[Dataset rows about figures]
****************
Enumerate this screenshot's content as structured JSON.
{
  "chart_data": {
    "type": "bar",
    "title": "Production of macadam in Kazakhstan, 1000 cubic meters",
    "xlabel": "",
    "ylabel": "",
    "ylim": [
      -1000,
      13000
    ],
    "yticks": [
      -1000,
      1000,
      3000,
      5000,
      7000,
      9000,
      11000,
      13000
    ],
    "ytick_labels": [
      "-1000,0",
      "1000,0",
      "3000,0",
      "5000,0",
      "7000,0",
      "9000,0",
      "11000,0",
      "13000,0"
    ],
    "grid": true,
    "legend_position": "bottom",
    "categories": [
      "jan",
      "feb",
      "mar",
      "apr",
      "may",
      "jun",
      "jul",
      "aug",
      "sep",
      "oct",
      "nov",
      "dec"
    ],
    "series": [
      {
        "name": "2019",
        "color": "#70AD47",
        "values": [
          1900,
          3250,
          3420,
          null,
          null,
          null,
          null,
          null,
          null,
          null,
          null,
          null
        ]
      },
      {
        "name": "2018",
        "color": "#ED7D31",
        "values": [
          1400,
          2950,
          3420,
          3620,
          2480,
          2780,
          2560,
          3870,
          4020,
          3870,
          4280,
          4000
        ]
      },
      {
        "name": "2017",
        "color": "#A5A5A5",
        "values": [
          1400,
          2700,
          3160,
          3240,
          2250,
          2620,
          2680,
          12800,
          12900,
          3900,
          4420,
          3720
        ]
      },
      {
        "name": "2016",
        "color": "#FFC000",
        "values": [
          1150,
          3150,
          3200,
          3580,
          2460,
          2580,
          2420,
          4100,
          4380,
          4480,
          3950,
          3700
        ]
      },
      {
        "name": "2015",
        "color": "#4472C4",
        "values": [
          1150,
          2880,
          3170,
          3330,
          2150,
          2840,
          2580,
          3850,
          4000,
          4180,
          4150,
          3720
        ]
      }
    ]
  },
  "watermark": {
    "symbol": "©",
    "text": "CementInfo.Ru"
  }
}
****************
- EXERCISE DETAILS -
For each line in the data above that contains the string "name", extract the line.

- FINISHED ANSWER -
        "name": "2019",
        "name": "2018",
        "name": "2017",
        "name": "2016",
        "name": "2015",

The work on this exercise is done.